> **SUPPLIED MATERIAL**
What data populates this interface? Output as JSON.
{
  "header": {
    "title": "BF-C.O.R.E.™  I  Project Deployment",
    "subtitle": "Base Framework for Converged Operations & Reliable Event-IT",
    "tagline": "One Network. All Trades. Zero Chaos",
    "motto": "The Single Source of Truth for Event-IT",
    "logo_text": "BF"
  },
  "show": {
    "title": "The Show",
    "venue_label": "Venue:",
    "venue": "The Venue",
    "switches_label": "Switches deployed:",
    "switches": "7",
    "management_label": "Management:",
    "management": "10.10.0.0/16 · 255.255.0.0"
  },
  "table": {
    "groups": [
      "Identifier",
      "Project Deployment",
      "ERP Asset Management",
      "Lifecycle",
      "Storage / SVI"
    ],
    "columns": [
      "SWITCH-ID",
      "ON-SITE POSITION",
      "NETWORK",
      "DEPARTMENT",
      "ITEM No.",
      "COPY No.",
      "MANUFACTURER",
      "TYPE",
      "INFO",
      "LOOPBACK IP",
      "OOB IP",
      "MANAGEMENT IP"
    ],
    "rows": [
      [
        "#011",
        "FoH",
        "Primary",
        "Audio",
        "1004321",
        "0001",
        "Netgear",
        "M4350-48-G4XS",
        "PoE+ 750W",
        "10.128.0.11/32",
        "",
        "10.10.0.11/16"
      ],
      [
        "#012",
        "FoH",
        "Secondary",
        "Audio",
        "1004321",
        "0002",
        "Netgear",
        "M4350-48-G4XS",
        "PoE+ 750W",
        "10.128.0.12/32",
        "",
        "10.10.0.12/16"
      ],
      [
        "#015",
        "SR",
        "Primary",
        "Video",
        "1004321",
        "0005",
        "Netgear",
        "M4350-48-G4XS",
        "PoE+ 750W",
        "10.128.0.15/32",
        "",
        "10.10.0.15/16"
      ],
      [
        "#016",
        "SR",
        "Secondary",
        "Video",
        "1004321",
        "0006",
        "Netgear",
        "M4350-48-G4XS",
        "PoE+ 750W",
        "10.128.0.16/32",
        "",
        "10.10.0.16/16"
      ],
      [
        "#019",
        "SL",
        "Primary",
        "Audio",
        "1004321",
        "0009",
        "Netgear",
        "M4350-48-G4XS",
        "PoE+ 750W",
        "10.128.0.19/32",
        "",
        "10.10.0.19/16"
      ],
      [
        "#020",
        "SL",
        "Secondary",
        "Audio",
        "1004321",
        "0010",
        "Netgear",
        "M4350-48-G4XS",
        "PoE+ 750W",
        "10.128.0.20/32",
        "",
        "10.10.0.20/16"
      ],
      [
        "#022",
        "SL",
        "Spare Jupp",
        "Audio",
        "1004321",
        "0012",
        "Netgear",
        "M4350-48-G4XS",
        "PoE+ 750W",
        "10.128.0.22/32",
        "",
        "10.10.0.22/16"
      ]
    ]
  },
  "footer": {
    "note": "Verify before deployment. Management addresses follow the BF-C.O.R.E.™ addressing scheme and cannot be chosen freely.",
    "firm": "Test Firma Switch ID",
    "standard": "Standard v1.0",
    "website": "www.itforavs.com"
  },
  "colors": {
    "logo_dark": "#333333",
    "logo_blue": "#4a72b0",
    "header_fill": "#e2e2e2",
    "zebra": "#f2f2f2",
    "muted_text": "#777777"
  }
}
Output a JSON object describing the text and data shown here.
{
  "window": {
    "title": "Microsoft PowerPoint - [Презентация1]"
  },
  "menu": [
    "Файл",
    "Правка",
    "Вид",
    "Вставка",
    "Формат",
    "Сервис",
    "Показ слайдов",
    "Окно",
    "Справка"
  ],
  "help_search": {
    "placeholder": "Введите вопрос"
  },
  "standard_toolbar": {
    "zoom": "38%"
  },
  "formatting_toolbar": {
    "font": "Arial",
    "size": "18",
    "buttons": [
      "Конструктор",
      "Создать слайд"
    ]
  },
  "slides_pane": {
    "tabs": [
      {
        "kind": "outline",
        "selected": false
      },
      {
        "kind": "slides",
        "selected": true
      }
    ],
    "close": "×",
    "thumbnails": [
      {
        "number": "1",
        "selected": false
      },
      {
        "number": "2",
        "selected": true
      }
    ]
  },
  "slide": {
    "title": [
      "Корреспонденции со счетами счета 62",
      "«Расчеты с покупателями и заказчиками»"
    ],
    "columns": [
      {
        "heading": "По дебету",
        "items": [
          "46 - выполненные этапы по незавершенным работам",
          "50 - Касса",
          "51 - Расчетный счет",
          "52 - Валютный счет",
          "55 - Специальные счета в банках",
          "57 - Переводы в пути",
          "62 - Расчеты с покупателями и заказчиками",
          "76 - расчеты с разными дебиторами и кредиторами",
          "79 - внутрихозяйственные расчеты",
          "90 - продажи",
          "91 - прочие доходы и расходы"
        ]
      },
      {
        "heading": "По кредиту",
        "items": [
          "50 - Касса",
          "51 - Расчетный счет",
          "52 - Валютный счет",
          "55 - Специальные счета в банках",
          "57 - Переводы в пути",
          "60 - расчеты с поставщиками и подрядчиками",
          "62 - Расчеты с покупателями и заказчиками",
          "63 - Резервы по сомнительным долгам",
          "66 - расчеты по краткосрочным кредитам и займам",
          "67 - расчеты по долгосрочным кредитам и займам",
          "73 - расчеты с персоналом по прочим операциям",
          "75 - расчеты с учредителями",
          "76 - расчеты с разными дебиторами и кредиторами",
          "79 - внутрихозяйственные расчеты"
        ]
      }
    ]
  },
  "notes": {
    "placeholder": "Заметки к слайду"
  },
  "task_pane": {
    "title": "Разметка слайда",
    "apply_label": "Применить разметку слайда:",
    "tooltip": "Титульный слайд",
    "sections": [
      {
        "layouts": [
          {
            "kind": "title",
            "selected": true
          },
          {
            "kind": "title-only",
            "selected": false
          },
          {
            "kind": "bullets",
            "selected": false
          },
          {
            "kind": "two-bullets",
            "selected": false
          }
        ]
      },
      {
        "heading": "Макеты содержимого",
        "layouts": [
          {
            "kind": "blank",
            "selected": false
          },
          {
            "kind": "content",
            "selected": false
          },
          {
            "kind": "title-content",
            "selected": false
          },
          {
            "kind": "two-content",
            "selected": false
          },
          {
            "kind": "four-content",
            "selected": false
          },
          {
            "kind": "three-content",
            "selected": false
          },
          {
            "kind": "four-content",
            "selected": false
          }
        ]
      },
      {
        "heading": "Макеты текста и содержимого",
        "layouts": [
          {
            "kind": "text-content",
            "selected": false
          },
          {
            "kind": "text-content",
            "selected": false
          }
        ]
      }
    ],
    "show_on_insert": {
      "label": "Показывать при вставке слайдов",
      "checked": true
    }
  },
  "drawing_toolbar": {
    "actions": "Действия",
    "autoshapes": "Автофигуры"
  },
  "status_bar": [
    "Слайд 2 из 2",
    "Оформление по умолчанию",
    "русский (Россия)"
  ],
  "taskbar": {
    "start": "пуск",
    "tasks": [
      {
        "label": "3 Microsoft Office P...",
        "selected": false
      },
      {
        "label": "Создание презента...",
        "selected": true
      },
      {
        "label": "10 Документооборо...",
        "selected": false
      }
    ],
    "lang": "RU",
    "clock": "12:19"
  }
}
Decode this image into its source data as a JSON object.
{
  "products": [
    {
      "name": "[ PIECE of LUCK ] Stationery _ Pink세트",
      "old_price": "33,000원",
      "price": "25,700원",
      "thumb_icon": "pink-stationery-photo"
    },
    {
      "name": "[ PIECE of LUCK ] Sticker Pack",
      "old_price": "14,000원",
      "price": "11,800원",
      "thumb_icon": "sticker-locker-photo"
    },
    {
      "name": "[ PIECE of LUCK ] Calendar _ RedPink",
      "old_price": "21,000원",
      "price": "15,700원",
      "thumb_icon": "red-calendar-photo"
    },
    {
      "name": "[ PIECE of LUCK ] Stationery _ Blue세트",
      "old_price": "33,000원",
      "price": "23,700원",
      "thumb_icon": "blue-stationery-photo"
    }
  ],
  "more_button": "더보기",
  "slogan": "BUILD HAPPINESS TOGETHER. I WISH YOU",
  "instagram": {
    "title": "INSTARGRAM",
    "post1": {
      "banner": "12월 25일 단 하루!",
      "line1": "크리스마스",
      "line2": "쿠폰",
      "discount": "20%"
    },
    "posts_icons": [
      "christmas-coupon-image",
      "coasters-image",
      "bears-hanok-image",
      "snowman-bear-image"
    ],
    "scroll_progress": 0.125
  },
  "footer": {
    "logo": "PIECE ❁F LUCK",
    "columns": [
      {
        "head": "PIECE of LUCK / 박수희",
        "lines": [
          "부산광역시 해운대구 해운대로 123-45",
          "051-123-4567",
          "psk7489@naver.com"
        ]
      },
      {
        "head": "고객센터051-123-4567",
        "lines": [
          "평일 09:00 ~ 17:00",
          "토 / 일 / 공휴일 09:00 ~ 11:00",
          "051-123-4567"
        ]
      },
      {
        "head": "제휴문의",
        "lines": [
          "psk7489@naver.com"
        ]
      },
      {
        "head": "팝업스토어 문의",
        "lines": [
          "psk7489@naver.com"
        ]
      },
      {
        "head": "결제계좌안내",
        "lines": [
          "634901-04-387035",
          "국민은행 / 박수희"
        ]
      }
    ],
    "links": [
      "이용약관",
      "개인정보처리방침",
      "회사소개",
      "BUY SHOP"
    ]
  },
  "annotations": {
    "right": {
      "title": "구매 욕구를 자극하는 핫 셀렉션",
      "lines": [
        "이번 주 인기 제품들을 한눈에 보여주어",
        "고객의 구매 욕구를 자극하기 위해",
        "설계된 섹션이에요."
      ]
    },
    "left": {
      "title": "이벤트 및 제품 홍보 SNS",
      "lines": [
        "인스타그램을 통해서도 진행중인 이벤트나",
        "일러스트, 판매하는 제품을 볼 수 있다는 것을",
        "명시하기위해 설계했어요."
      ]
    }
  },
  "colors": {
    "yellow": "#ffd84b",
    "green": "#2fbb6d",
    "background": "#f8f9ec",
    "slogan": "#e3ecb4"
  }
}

> **WHAT TO WORK ON**
In the entries above, how many lines hold the word "Project"? State the number and nothing else.

> **TASK OUTPUT**
2